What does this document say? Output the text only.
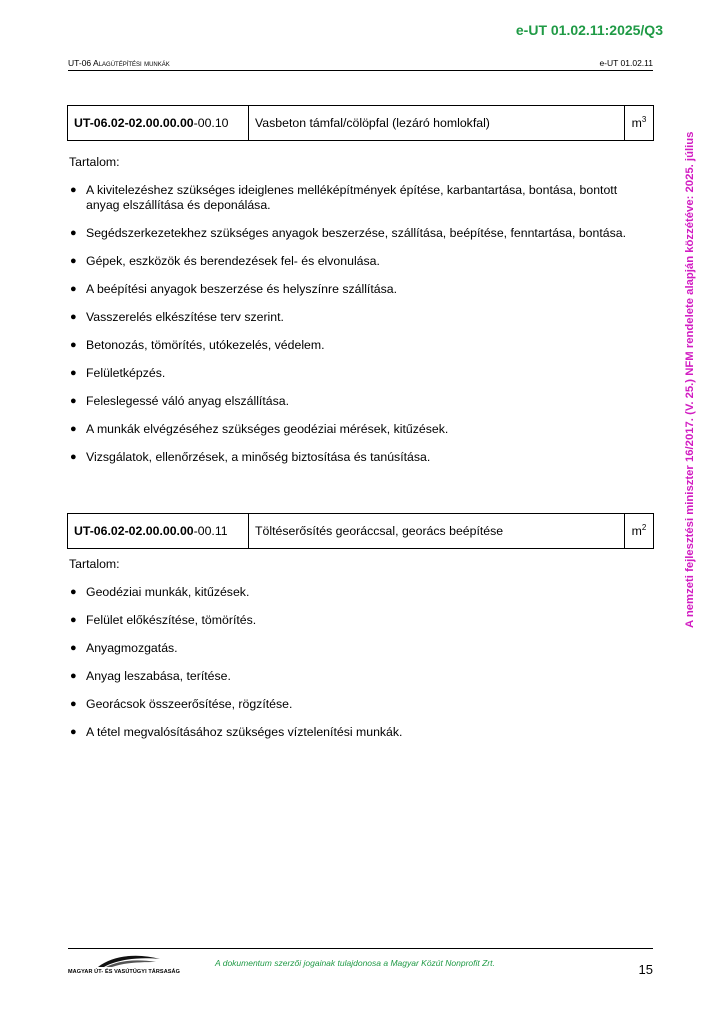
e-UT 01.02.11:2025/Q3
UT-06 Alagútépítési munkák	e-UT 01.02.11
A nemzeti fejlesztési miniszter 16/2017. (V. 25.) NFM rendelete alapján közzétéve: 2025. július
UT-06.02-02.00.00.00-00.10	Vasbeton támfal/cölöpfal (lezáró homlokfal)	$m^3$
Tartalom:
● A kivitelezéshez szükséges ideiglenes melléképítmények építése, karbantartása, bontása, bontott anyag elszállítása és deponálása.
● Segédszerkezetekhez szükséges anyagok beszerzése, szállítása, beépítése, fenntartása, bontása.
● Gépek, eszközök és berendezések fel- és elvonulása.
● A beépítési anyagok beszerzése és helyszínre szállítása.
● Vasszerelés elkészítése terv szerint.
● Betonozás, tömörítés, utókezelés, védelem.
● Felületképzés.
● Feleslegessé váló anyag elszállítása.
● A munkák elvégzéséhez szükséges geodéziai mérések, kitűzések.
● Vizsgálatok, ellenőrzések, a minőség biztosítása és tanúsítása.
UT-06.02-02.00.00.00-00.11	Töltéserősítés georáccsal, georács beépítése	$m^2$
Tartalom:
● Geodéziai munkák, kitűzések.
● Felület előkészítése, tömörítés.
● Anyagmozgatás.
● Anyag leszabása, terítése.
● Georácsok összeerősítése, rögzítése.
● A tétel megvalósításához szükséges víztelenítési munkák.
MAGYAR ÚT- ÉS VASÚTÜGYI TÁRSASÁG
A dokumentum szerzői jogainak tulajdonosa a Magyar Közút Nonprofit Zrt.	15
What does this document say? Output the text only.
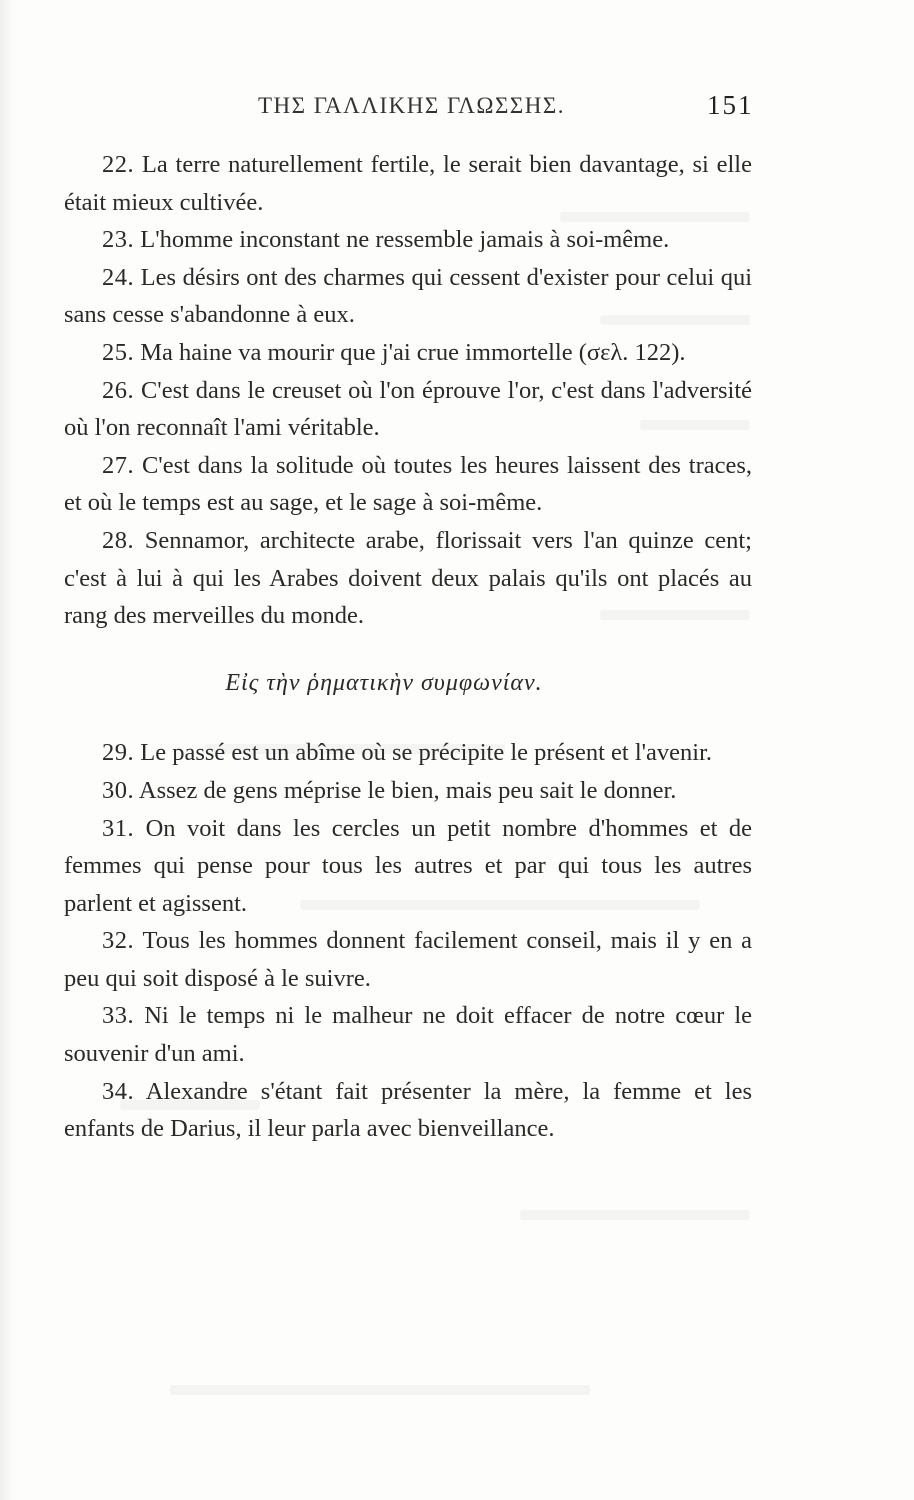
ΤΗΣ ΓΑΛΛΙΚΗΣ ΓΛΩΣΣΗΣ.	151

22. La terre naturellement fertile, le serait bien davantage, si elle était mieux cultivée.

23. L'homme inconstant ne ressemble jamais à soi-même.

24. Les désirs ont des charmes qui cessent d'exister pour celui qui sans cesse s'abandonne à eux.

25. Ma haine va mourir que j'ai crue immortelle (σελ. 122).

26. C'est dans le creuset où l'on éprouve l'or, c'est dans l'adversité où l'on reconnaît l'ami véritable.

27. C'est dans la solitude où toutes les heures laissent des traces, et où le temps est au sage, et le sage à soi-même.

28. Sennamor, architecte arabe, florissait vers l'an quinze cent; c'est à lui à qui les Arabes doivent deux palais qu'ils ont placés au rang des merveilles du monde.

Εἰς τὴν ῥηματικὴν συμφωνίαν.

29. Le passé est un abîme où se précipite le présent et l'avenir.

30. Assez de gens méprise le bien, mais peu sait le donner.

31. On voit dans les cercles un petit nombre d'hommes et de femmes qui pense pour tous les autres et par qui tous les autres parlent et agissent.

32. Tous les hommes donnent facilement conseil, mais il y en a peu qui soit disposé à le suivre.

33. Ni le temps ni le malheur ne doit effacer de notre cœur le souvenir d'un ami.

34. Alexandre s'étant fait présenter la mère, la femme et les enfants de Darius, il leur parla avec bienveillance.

## [SET PROBLEM]
Search the entries for the string "anyagok" and collect each line that has it.

## [ANSWER]
● Segédszerkezetekhez szükséges anyagok beszerzése, szállítása, beépítése, fenntartása, bontása.
● A beépítési anyagok beszerzése és helyszínre szállítása.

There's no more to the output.